§ **Aim**:
Output only the lines from the one holding "Read this page and output its text content." to the end of the data below, please, copied exactly.

#####

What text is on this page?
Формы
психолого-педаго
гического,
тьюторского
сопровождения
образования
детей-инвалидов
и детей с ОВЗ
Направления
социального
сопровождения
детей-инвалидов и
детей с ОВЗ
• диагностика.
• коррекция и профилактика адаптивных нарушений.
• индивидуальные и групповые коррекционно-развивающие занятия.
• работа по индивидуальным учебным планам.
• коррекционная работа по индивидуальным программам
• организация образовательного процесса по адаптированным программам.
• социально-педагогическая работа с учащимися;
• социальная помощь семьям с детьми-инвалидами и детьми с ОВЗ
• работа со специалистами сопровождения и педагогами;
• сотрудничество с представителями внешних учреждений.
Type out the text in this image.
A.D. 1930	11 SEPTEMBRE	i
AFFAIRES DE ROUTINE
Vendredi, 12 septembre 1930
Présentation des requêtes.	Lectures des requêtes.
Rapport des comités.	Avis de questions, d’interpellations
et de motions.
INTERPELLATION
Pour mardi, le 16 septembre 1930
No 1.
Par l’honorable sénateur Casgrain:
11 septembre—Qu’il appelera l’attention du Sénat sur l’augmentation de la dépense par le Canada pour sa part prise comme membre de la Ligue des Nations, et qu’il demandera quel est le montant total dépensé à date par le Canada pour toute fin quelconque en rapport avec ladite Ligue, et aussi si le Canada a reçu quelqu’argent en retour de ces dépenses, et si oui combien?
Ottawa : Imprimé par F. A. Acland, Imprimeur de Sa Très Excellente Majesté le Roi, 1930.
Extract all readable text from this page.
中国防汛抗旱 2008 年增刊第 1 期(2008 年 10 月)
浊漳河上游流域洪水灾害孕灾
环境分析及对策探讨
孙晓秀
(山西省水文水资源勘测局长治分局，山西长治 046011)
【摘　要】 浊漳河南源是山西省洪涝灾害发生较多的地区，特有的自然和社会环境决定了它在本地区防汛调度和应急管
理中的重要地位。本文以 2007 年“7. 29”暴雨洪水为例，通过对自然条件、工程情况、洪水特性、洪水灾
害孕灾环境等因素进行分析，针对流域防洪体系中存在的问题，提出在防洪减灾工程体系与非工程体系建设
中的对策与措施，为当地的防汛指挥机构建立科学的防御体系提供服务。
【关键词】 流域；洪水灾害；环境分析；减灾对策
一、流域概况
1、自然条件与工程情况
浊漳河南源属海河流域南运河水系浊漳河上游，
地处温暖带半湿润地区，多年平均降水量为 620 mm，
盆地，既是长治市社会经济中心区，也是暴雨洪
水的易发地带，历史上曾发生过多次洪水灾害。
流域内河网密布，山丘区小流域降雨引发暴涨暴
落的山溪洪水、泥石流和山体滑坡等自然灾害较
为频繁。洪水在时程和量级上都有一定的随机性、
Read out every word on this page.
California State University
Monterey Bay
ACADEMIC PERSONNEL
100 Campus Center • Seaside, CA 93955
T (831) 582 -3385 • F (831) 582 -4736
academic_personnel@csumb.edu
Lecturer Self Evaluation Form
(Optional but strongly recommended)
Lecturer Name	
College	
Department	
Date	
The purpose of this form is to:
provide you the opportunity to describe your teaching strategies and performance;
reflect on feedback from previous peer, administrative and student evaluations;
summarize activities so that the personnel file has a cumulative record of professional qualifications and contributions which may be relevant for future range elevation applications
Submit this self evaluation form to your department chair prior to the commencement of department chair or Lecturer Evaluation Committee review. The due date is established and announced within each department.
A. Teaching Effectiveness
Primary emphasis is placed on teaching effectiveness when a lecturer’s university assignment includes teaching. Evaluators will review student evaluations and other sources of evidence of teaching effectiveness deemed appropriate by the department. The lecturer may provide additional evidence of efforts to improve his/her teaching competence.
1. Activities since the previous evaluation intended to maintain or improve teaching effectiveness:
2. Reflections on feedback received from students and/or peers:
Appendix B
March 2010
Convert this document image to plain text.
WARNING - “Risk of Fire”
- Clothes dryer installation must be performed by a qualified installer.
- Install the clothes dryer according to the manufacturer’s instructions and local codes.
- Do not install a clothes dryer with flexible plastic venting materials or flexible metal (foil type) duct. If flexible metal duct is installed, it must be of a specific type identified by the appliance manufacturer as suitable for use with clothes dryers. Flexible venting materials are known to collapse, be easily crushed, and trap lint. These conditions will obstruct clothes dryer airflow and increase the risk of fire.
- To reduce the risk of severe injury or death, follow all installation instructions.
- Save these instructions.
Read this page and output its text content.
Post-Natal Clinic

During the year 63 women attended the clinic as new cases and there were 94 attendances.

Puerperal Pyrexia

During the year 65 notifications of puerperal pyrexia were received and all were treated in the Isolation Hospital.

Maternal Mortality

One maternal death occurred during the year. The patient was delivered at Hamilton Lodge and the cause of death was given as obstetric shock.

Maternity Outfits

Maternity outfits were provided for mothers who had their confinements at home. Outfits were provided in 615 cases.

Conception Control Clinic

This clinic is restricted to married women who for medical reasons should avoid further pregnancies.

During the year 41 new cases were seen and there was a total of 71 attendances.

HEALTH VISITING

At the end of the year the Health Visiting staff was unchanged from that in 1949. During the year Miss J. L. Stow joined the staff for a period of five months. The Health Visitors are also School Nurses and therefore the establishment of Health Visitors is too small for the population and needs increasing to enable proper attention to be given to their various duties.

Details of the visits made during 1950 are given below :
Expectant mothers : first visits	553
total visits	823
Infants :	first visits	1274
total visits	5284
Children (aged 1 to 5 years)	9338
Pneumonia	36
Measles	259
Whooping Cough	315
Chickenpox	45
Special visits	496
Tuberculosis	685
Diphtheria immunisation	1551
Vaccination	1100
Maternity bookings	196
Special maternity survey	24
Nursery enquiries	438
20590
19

#####

§ **Exercise result**:
Read this page and output its text content.
Post-Natal Clinic

During the year 63 women attended the clinic as new cases and there were 94 attendances.

Puerperal Pyrexia

During the year 65 notifications of puerperal pyrexia were received and all were treated in the Isolation Hospital.

Maternal Mortality

One maternal death occurred during the year. The patient was delivered at Hamilton Lodge and the cause of death was given as obstetric shock.

Maternity Outfits

Maternity outfits were provided for mothers who had their confinements at home. Outfits were provided in 615 cases.

Conception Control Clinic

This clinic is restricted to married women who for medical reasons should avoid further pregnancies.

During the year 41 new cases were seen and there was a total of 71 attendances.

HEALTH VISITING

At the end of the year the Health Visiting staff was unchanged from that in 1949. During the year Miss J. L. Stow joined the staff for a period of five months. The Health Visitors are also School Nurses and therefore the establishment of Health Visitors is too small for the population and needs increasing to enable proper attention to be given to their various duties.

Details of the visits made during 1950 are given below :
Expectant mothers : first visits	553
total visits	823
Infants :	first visits	1274
total visits	5284
Children (aged 1 to 5 years)	9338
Pneumonia	36
Measles	259
Whooping Cough	315
Chickenpox	45
Special visits	496
Tuberculosis	685
Diphtheria immunisation	1551
Vaccination	1100
Maternity bookings	196
Special maternity survey	24
Nursery enquiries	438
20590
19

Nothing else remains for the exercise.